[BEGIN]

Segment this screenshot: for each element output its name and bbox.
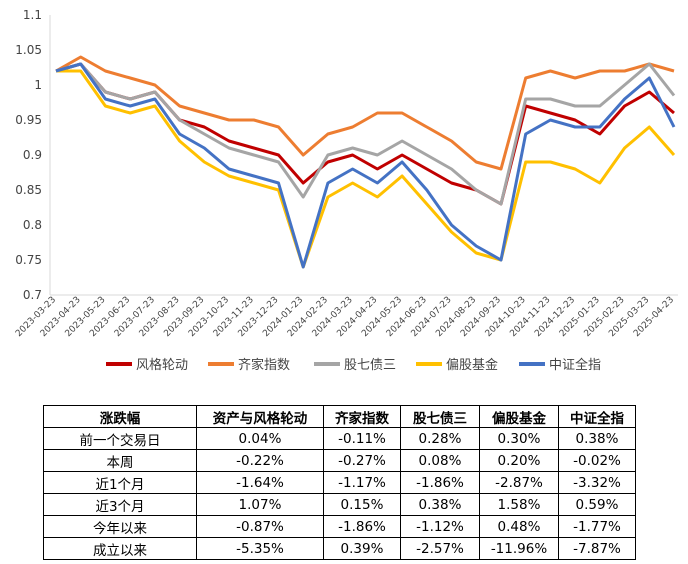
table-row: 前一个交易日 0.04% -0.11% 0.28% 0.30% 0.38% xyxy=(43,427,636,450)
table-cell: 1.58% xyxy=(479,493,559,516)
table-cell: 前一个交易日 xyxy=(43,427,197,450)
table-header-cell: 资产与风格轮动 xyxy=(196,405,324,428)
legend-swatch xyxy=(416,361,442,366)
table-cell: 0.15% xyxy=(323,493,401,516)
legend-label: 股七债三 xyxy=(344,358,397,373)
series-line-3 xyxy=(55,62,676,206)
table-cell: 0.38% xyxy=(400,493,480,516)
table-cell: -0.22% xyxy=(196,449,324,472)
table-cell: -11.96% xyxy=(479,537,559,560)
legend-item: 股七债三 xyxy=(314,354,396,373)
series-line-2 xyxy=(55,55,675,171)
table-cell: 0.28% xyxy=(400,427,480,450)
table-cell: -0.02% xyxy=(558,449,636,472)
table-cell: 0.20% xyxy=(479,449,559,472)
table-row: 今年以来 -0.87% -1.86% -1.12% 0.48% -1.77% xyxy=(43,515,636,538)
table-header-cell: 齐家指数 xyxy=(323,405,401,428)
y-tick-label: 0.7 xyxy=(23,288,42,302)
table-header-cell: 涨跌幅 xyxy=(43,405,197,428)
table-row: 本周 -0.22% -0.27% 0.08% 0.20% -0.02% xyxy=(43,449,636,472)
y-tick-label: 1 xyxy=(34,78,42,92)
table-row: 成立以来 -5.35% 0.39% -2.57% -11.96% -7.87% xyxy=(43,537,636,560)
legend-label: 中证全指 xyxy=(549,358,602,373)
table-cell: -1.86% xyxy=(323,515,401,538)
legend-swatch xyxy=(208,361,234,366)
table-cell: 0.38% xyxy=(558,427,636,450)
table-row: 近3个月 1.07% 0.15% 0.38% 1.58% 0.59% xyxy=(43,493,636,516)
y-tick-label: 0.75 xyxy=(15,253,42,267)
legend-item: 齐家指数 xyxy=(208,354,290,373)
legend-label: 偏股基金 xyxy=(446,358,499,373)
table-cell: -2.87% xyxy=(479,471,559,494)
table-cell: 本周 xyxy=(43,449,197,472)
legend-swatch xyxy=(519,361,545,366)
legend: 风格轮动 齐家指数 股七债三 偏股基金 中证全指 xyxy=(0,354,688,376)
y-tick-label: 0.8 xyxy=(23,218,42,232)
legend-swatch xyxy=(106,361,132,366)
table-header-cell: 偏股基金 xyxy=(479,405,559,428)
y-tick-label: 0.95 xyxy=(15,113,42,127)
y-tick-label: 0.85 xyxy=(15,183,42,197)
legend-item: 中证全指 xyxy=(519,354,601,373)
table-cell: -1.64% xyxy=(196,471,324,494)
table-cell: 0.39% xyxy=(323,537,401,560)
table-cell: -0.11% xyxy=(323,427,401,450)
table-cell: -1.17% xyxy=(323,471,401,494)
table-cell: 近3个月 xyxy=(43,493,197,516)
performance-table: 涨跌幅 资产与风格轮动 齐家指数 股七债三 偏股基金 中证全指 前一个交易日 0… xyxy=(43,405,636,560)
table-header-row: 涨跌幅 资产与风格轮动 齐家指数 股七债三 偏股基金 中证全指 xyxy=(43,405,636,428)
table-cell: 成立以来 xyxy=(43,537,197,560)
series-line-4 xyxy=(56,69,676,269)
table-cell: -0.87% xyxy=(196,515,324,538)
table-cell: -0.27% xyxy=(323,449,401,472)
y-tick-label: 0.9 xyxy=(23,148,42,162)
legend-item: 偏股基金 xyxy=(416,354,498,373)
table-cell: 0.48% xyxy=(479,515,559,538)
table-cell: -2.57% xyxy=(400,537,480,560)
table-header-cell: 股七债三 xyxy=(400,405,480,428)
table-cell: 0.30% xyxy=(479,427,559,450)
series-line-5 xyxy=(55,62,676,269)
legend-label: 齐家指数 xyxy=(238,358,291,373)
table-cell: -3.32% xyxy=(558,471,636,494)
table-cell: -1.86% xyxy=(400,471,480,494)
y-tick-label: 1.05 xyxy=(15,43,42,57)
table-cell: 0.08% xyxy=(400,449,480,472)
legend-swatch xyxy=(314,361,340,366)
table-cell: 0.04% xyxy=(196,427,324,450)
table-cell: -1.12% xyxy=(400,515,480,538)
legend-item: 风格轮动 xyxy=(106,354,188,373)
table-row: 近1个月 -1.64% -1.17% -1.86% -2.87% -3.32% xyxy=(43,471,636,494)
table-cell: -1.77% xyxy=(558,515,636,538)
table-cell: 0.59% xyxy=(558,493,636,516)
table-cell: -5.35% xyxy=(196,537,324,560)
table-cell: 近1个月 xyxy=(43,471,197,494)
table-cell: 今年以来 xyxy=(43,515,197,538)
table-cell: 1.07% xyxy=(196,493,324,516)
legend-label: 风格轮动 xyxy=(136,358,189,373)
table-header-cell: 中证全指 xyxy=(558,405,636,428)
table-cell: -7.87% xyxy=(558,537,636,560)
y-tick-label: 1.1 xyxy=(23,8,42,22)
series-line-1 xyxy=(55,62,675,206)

[END]
[BEGIN]

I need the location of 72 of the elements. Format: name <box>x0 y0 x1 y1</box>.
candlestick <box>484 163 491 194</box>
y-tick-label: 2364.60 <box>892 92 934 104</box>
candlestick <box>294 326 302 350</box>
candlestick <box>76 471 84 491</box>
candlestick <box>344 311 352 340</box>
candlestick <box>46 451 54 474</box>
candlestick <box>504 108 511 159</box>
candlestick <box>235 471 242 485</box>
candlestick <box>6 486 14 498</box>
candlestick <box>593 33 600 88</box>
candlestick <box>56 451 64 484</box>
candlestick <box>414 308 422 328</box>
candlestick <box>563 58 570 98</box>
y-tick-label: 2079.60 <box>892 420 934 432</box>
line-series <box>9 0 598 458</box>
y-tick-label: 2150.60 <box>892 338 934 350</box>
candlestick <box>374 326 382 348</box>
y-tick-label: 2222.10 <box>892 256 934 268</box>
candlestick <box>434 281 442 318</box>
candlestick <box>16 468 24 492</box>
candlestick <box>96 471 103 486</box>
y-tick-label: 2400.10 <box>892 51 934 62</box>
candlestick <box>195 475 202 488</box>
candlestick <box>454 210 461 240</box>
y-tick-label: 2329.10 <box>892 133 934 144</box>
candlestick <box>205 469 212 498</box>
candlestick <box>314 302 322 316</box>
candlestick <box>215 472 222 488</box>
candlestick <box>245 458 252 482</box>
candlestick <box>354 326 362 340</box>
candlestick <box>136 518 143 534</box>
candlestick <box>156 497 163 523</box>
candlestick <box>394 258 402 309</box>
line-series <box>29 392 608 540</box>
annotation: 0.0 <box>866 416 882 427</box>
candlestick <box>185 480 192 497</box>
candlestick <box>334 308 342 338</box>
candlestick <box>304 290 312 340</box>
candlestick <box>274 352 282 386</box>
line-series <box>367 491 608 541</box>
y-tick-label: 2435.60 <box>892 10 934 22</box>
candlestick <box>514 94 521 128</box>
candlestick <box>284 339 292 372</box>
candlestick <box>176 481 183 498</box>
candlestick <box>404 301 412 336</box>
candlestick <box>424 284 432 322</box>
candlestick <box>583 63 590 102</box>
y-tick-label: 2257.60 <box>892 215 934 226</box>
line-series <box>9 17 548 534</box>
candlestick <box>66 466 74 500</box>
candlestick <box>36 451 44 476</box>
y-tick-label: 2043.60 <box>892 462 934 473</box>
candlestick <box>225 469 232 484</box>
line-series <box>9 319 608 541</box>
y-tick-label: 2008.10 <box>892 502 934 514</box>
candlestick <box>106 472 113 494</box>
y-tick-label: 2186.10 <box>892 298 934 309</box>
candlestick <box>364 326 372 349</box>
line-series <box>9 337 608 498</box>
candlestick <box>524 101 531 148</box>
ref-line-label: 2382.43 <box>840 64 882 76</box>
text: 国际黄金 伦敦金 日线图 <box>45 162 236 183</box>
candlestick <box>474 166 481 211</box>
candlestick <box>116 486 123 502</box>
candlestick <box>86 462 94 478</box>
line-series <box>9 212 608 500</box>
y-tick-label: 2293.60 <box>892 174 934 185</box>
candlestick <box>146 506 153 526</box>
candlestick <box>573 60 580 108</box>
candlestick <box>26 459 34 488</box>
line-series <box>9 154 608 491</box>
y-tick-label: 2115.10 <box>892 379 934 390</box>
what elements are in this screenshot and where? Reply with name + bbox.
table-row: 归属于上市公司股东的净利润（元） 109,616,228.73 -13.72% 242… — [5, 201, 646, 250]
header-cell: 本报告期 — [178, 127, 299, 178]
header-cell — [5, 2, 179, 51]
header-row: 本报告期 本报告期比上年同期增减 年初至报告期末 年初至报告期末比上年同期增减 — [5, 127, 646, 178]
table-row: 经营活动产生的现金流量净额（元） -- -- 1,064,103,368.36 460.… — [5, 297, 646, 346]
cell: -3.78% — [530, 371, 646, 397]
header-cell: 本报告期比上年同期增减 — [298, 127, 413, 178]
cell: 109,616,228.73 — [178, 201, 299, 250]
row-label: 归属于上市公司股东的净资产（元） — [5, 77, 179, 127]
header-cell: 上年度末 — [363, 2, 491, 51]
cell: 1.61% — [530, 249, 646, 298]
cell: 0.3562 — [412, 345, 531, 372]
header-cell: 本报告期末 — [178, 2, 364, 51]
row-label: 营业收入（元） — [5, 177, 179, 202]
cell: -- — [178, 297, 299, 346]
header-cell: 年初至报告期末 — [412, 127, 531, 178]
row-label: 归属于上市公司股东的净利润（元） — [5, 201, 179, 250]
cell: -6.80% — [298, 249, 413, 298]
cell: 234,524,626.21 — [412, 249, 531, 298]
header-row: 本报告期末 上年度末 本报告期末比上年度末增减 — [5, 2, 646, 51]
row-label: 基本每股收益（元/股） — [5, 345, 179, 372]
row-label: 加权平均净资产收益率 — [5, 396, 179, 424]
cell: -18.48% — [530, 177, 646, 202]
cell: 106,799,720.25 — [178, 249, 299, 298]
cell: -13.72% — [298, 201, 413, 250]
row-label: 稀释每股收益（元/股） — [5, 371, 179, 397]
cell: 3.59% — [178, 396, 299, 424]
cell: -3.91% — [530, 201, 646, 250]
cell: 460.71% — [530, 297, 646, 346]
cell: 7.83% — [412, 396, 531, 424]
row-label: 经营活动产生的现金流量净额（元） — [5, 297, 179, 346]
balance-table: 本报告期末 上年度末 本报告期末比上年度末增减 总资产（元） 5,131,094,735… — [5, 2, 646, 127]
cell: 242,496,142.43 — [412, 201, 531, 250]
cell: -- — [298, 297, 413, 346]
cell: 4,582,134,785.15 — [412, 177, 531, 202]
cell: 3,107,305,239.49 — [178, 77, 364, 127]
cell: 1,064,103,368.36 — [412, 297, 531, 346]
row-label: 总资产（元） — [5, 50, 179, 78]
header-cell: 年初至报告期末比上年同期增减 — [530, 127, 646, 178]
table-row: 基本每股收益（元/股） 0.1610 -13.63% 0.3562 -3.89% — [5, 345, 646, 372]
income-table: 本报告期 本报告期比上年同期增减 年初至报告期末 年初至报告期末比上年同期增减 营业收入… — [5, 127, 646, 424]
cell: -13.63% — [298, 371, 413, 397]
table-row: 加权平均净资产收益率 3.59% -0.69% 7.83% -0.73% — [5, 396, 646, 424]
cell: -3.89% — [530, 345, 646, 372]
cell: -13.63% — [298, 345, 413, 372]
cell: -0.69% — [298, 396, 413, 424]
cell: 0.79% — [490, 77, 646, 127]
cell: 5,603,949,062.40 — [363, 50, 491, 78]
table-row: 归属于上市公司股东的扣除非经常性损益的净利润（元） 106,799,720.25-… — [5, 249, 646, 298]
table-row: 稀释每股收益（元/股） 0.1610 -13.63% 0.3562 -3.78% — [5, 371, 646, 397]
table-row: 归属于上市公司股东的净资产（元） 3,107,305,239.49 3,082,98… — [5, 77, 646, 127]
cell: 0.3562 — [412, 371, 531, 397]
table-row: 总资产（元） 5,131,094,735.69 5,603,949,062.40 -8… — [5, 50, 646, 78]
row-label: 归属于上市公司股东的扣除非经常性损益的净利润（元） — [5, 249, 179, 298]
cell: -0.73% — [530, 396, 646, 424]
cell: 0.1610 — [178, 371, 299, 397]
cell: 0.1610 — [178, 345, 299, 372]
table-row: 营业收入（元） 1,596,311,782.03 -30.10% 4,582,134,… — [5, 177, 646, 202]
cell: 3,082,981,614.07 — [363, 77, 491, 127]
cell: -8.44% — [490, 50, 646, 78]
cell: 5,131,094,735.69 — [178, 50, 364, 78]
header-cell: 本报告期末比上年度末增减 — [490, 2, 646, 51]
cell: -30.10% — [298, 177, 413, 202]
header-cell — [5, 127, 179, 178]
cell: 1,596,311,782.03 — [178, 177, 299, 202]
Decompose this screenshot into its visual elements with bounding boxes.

[END]
[BEGIN]

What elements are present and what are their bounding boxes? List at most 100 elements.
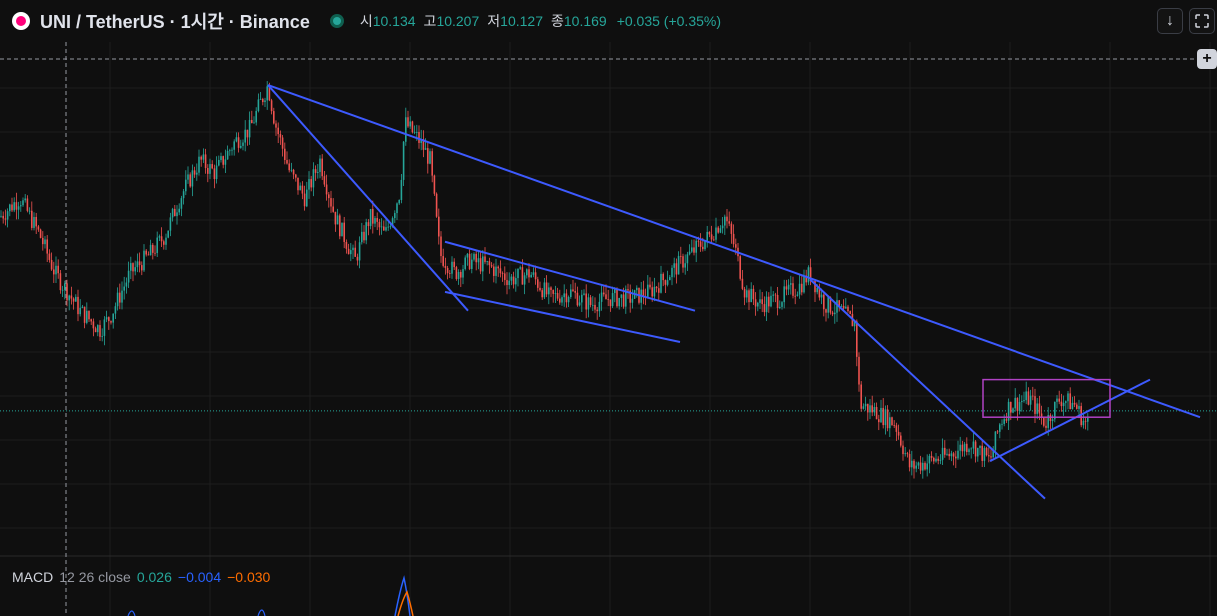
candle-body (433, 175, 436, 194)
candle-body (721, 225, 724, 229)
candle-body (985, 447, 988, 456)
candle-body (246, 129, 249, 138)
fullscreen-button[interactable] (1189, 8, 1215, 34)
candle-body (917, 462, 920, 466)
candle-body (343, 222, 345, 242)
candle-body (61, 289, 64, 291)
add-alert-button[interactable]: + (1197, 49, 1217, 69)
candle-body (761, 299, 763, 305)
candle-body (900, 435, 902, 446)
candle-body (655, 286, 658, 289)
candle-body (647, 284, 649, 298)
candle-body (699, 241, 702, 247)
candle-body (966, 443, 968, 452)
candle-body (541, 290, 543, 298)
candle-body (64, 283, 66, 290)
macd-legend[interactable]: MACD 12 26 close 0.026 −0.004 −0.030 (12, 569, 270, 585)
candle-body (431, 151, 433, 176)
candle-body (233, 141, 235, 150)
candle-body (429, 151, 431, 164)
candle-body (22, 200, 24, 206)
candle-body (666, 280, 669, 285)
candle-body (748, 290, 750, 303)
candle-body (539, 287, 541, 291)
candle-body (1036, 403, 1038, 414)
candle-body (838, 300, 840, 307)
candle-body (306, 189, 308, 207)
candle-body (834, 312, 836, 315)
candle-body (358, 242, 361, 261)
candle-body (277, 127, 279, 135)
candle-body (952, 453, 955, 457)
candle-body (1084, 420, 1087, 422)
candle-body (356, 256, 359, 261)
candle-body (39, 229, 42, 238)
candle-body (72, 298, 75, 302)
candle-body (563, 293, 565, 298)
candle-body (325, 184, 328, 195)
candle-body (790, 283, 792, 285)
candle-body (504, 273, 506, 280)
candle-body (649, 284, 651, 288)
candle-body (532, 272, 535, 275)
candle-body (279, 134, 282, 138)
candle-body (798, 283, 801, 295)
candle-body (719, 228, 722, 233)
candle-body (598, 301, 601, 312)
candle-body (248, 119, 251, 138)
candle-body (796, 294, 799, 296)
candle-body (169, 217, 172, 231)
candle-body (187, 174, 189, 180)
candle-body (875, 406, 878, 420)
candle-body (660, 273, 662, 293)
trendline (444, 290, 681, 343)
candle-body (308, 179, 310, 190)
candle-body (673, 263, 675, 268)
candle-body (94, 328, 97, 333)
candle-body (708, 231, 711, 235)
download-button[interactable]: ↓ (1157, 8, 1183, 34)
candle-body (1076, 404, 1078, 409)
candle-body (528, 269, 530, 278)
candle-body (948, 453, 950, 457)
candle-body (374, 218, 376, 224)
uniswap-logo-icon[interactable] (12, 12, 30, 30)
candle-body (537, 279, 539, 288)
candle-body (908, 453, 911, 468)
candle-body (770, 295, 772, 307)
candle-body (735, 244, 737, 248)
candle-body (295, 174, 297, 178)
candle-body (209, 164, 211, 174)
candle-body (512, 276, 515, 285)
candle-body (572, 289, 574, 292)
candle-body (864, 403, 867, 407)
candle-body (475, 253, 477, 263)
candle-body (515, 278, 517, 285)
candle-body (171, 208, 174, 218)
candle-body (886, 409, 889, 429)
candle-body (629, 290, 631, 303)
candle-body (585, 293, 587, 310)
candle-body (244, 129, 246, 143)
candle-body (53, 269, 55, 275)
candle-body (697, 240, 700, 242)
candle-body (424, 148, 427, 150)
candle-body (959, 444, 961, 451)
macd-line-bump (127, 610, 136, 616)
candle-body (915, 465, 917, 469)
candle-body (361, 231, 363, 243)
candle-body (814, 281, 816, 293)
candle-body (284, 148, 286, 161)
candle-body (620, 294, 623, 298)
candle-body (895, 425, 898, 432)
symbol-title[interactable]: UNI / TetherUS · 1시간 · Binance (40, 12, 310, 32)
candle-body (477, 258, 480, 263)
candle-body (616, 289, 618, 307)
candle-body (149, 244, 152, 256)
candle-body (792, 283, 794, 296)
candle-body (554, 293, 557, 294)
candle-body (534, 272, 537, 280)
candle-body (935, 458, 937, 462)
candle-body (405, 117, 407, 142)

[END]

*Exercise task*
Change "legend-label" to "legend-text" in the part that opens with the line containing "table-row: 前一个交易日 0.04%" and closes with the line containing "table-cell: -1.86% xyxy=(323,515,401,538)", and give back only those lines, with everything else left as it is.

*Correct result*
table-row: 前一个交易日 0.04% -0.11% 0.28% 0.30% 0.38% xyxy=(43,427,636,450)
table-cell: 1.58% xyxy=(479,493,559,516)
table-cell: 前一个交易日 xyxy=(43,427,197,450)
table-header-cell: 资产与风格轮动 xyxy=(196,405,324,428)
legend-swatch xyxy=(416,361,442,366)
table-cell: 0.15% xyxy=(323,493,401,516)
legend-text: 股七债三 xyxy=(344,358,397,373)
series-line-3 xyxy=(55,62,676,206)
table-cell: 0.38% xyxy=(400,493,480,516)
table-cell: -0.22% xyxy=(196,449,324,472)
table-cell: -11.96% xyxy=(479,537,559,560)
legend-item: 股七债三 xyxy=(314,354,396,373)
series-line-2 xyxy=(55,55,675,171)
table-cell: 0.28% xyxy=(400,427,480,450)
table-cell: -0.02% xyxy=(558,449,636,472)
table-cell: 0.20% xyxy=(479,449,559,472)
table-row: 今年以来 -0.87% -1.86% -1.12% 0.48% -1.77% xyxy=(43,515,636,538)
table-header-cell: 齐家指数 xyxy=(323,405,401,428)
y-tick-label: 0.7 xyxy=(23,288,42,302)
table-header-cell: 涨跌幅 xyxy=(43,405,197,428)
table-row: 本周 -0.22% -0.27% 0.08% 0.20% -0.02% xyxy=(43,449,636,472)
y-tick-label: 1 xyxy=(34,78,42,92)
table-row: 成立以来 -5.35% 0.39% -2.57% -11.96% -7.87% xyxy=(43,537,636,560)
legend-text: 中证全指 xyxy=(549,358,602,373)
table-cell: -1.86% xyxy=(323,515,401,538)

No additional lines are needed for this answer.